=== Records for processing ===

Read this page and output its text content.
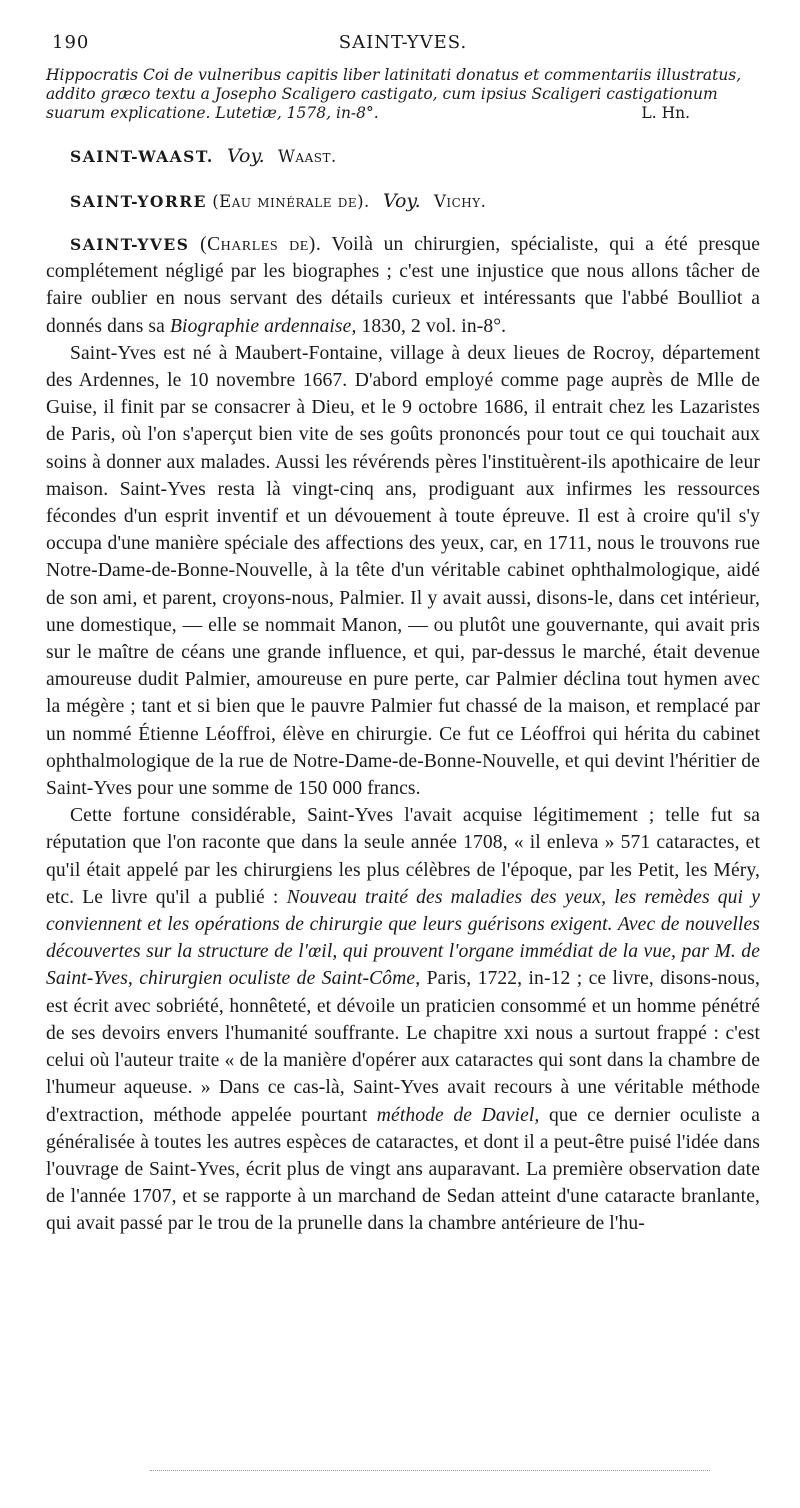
190	SAINT-YVES.
Hippocratis Coi de vulneribus capitis liber latinitati donatus et commentariis illustratus,
addito græco textu a Josepho Scaligero castigato, cum ipsius Scaligeri castigationum
suarum explicatione. Lutetiæ, 1578, in-8°.	L. Hn.
SAINT-WAAST. Voy. Waast.
SAINT-YORRE (Eau minérale de). Voy. Vichy.

SAINT-YVES (Charles de). Voilà un chirurgien, spécialiste, qui a été presque complétement négligé par les biographes ; c'est une injustice que nous allons tâcher de faire oublier en nous servant des détails curieux et intéressants que l'abbé Boulliot a donnés dans sa Biographie ardennaise, 1830, 2 vol. in-8°.

Saint-Yves est né à Maubert-Fontaine, village à deux lieues de Rocroy, département des Ardennes, le 10 novembre 1667. D'abord employé comme page auprès de Mlle de Guise, il finit par se consacrer à Dieu, et le 9 octobre 1686, il entrait chez les Lazaristes de Paris, où l'on s'aperçut bien vite de ses goûts prononcés pour tout ce qui touchait aux soins à donner aux malades. Aussi les révérends pères l'instituèrent-ils apothicaire de leur maison. Saint-Yves resta là vingt-cinq ans, prodiguant aux infirmes les ressources fécondes d'un esprit inventif et un dévouement à toute épreuve. Il est à croire qu'il s'y occupa d'une manière spéciale des affections des yeux, car, en 1711, nous le trouvons rue Notre-Dame-de-Bonne-Nouvelle, à la tête d'un véritable cabinet ophthalmologique, aidé de son ami, et parent, croyons-nous, Palmier. Il y avait aussi, disons-le, dans cet intérieur, une domestique, — elle se nommait Manon, — ou plutôt une gouvernante, qui avait pris sur le maître de céans une grande influence, et qui, par-dessus le marché, était devenue amoureuse dudit Palmier, amoureuse en pure perte, car Palmier déclina tout hymen avec la mégère ; tant et si bien que le pauvre Palmier fut chassé de la maison, et remplacé par un nommé Étienne Léoffroi, élève en chirurgie. Ce fut ce Léoffroi qui hérita du cabinet ophthalmologique de la rue de Notre-Dame-de-Bonne-Nouvelle, et qui devint l'héritier de Saint-Yves pour une somme de 150 000 francs.

Cette fortune considérable, Saint-Yves l'avait acquise légitimement ; telle fut sa réputation que l'on raconte que dans la seule année 1708, « il enleva » 571 cataractes, et qu'il était appelé par les chirurgiens les plus célèbres de l'époque, par les Petit, les Méry, etc. Le livre qu'il a publié : Nouveau traité des maladies des yeux, les remèdes qui y conviennent et les opérations de chirurgie que leurs guérisons exigent. Avec de nouvelles découvertes sur la structure de l'œil, qui prouvent l'organe immédiat de la vue, par M. de Saint-Yves, chirurgien oculiste de Saint-Côme, Paris, 1722, in-12 ; ce livre, disons-nous, est écrit avec sobriété, honnêteté, et dévoile un praticien consommé et un homme pénétré de ses devoirs envers l'humanité souffrante. Le chapitre xxi nous a surtout frappé : c'est celui où l'auteur traite « de la manière d'opérer aux cataractes qui sont dans la chambre de l'humeur aqueuse. » Dans ce cas-là, Saint-Yves avait recours à une véritable méthode d'extraction, méthode appelée pourtant méthode de Daviel, que ce dernier oculiste a généralisée à toutes les autres espèces de cataractes, et dont il a peut-être puisé l'idée dans l'ouvrage de Saint-Yves, écrit plus de vingt ans auparavant. La première observation date de l'année 1707, et se rapporte à un marchand de Sedan atteint d'une cataracte branlante, qui avait passé par le trou de la prunelle dans la chambre antérieure de l'hu-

===

- _Job_
Quote each line of the listing exactly, but leave the pictures out.

- _Result for this task_
Read this page and output its text content.
190	SAINT-YVES.
Hippocratis Coi de vulneribus capitis liber latinitati donatus et commentariis illustratus,
addito græco textu a Josepho Scaligero castigato, cum ipsius Scaligeri castigationum
suarum explicatione. Lutetiæ, 1578, in-8°.	L. Hn.
SAINT-WAAST. Voy. Waast.
SAINT-YORRE (Eau minérale de). Voy. Vichy.

SAINT-YVES (Charles de). Voilà un chirurgien, spécialiste, qui a été presque complétement négligé par les biographes ; c'est une injustice que nous allons tâcher de faire oublier en nous servant des détails curieux et intéressants que l'abbé Boulliot a donnés dans sa Biographie ardennaise, 1830, 2 vol. in-8°.

Saint-Yves est né à Maubert-Fontaine, village à deux lieues de Rocroy, département des Ardennes, le 10 novembre 1667. D'abord employé comme page auprès de Mlle de Guise, il finit par se consacrer à Dieu, et le 9 octobre 1686, il entrait chez les Lazaristes de Paris, où l'on s'aperçut bien vite de ses goûts prononcés pour tout ce qui touchait aux soins à donner aux malades. Aussi les révérends pères l'instituèrent-ils apothicaire de leur maison. Saint-Yves resta là vingt-cinq ans, prodiguant aux infirmes les ressources fécondes d'un esprit inventif et un dévouement à toute épreuve. Il est à croire qu'il s'y occupa d'une manière spéciale des affections des yeux, car, en 1711, nous le trouvons rue Notre-Dame-de-Bonne-Nouvelle, à la tête d'un véritable cabinet ophthalmologique, aidé de son ami, et parent, croyons-nous, Palmier. Il y avait aussi, disons-le, dans cet intérieur, une domestique, — elle se nommait Manon, — ou plutôt une gouvernante, qui avait pris sur le maître de céans une grande influence, et qui, par-dessus le marché, était devenue amoureuse dudit Palmier, amoureuse en pure perte, car Palmier déclina tout hymen avec la mégère ; tant et si bien que le pauvre Palmier fut chassé de la maison, et remplacé par un nommé Étienne Léoffroi, élève en chirurgie. Ce fut ce Léoffroi qui hérita du cabinet ophthalmologique de la rue de Notre-Dame-de-Bonne-Nouvelle, et qui devint l'héritier de Saint-Yves pour une somme de 150 000 francs.

Cette fortune considérable, Saint-Yves l'avait acquise légitimement ; telle fut sa réputation que l'on raconte que dans la seule année 1708, « il enleva » 571 cataractes, et qu'il était appelé par les chirurgiens les plus célèbres de l'époque, par les Petit, les Méry, etc. Le livre qu'il a publié : Nouveau traité des maladies des yeux, les remèdes qui y conviennent et les opérations de chirurgie que leurs guérisons exigent. Avec de nouvelles découvertes sur la structure de l'œil, qui prouvent l'organe immédiat de la vue, par M. de Saint-Yves, chirurgien oculiste de Saint-Côme, Paris, 1722, in-12 ; ce livre, disons-nous, est écrit avec sobriété, honnêteté, et dévoile un praticien consommé et un homme pénétré de ses devoirs envers l'humanité souffrante. Le chapitre xxi nous a surtout frappé : c'est celui où l'auteur traite « de la manière d'opérer aux cataractes qui sont dans la chambre de l'humeur aqueuse. » Dans ce cas-là, Saint-Yves avait recours à une véritable méthode d'extraction, méthode appelée pourtant méthode de Daviel, que ce dernier oculiste a généralisée à toutes les autres espèces de cataractes, et dont il a peut-être puisé l'idée dans l'ouvrage de Saint-Yves, écrit plus de vingt ans auparavant. La première observation date de l'année 1707, et se rapporte à un marchand de Sedan atteint d'une cataracte branlante, qui avait passé par le trou de la prunelle dans la chambre antérieure de l'hu-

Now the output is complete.